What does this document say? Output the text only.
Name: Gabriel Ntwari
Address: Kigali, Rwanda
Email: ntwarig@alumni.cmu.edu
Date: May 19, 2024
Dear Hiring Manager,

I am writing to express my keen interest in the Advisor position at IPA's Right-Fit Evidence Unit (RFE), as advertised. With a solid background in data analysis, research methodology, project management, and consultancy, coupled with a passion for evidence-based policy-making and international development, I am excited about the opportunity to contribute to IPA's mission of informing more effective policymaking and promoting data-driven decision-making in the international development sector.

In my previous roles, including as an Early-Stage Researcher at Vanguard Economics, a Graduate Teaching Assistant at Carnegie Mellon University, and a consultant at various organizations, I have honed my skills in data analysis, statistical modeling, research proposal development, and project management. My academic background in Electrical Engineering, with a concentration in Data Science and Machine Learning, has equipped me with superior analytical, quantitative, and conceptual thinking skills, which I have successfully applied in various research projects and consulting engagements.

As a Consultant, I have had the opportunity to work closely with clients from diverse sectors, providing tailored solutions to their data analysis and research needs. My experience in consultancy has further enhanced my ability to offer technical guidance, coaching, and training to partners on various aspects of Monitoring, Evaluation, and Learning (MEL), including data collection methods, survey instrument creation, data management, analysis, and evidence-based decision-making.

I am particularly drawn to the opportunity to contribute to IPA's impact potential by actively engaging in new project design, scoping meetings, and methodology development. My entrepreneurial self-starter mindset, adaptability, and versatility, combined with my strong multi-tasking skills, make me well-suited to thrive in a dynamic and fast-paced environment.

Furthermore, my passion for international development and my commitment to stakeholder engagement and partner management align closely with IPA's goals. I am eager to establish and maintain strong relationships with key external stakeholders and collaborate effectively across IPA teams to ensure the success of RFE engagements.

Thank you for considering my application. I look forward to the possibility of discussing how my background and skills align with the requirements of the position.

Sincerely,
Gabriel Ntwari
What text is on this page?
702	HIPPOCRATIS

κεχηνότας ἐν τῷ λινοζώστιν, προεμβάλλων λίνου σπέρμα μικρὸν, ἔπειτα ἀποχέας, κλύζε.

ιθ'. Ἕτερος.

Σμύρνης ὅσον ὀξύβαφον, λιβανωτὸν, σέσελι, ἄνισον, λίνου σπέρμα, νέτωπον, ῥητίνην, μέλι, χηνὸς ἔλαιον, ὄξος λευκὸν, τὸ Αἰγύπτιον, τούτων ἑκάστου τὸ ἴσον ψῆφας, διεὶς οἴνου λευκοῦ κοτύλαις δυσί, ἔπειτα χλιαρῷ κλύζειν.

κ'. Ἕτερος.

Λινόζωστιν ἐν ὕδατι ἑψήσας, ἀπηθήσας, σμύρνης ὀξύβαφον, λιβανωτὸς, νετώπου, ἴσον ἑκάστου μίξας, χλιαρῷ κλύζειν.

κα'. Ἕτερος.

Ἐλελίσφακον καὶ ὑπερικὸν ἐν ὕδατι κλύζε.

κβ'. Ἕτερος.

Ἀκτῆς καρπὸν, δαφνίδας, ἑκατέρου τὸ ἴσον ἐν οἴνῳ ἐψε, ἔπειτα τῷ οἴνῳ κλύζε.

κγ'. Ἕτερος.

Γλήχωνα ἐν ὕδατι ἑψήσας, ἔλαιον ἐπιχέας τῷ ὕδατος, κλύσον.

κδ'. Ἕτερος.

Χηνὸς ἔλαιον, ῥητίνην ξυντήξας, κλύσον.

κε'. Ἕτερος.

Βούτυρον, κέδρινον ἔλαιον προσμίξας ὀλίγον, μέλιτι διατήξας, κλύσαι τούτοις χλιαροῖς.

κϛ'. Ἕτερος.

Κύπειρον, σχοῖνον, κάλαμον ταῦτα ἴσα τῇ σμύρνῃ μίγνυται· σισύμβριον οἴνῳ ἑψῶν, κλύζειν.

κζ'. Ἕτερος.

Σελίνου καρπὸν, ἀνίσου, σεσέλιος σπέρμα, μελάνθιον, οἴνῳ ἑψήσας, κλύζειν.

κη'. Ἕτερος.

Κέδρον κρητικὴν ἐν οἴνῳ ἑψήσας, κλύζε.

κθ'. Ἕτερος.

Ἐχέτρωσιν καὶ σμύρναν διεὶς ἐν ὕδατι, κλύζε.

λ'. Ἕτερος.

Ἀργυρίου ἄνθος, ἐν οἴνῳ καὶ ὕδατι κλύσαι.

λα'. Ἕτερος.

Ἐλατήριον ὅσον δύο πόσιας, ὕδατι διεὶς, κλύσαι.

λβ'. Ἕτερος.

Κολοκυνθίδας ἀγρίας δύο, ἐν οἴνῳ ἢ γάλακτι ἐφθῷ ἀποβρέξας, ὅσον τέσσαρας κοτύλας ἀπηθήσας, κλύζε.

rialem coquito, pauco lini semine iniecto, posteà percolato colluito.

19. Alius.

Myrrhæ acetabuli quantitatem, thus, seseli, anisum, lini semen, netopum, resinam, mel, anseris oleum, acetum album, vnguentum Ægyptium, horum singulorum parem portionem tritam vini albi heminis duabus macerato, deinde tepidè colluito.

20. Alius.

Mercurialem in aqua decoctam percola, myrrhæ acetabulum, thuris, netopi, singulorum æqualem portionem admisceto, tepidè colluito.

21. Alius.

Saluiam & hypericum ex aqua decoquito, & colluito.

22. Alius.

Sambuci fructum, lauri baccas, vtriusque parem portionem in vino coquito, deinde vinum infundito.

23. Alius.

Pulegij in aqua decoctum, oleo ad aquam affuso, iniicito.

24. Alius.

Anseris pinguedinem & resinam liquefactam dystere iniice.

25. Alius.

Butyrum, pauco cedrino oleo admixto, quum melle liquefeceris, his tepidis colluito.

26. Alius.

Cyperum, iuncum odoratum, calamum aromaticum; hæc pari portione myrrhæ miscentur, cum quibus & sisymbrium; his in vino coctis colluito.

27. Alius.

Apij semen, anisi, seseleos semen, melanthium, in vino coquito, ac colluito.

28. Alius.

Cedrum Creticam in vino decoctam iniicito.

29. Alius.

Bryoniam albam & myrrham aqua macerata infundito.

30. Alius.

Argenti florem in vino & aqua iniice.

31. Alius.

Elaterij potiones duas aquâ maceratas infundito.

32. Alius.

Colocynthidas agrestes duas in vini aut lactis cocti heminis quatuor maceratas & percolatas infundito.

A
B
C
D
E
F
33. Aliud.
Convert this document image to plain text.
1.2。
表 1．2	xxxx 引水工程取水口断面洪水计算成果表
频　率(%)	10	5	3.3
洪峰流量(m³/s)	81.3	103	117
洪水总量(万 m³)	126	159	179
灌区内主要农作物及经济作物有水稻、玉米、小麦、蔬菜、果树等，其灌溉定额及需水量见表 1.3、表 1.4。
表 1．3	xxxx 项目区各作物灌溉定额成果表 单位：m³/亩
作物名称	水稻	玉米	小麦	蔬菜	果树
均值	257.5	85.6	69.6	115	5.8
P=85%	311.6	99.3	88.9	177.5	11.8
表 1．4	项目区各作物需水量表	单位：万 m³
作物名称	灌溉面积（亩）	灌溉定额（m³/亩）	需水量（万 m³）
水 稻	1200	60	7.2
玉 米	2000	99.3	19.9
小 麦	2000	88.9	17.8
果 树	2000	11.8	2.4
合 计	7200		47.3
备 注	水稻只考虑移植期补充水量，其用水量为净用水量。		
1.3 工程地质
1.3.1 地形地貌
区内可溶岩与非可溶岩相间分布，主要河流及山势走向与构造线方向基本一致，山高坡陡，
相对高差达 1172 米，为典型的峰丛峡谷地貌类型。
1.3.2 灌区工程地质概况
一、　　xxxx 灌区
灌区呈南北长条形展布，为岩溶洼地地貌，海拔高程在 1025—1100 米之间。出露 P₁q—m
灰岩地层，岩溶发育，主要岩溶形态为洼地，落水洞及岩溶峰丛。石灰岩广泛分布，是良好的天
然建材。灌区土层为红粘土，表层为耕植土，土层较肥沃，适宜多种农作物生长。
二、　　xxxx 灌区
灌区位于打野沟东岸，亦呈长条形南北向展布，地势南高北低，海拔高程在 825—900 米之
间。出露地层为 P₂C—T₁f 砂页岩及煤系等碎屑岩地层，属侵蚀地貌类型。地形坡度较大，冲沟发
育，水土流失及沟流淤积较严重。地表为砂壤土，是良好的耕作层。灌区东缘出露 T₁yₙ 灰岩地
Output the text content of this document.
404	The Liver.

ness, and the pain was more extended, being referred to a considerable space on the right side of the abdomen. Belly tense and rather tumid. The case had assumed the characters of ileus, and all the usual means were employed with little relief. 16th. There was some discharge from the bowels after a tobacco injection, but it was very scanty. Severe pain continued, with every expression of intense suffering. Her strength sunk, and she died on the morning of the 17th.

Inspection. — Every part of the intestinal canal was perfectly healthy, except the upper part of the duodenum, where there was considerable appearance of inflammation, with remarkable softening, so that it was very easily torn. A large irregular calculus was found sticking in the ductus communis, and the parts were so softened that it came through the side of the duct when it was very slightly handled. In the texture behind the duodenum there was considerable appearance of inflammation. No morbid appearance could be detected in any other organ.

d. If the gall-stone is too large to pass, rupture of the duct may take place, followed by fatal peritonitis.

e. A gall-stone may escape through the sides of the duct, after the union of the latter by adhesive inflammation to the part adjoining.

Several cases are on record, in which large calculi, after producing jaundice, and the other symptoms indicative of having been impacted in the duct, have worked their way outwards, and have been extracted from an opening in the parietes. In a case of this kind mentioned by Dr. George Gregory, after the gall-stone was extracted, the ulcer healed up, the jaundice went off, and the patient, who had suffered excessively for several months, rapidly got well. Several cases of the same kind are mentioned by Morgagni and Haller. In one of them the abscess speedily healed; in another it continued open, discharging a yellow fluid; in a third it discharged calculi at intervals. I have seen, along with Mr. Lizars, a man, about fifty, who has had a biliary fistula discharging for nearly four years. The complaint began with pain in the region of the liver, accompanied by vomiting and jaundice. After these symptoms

#####

● Direction
Filter out all lines lacking the word "ὀξύβαφον" and copy the rest.

● Complete output
Σμύρνης ὅσον ὀξύβαφον, λιβανωτὸν, σέσελι, ἄνισον, λίνου σπέρμα, νέτωπον, ῥητίνην, μέλι, χηνὸς ἔλαιον, ὄξος λευκὸν, τὸ Αἰγύπτιον, τούτων ἑκάστου τὸ ἴσον ψῆφας, διεὶς οἴνου λευκοῦ κοτύλαις δυσί, ἔπειτα χλιαρῷ κλύζειν.
Λινόζωστιν ἐν ὕδατι ἑψήσας, ἀπηθήσας, σμύρνης ὀξύβαφον, λιβανωτὸς, νετώπου, ἴσον ἑκάστου μίξας, χλιαρῷ κλύζειν.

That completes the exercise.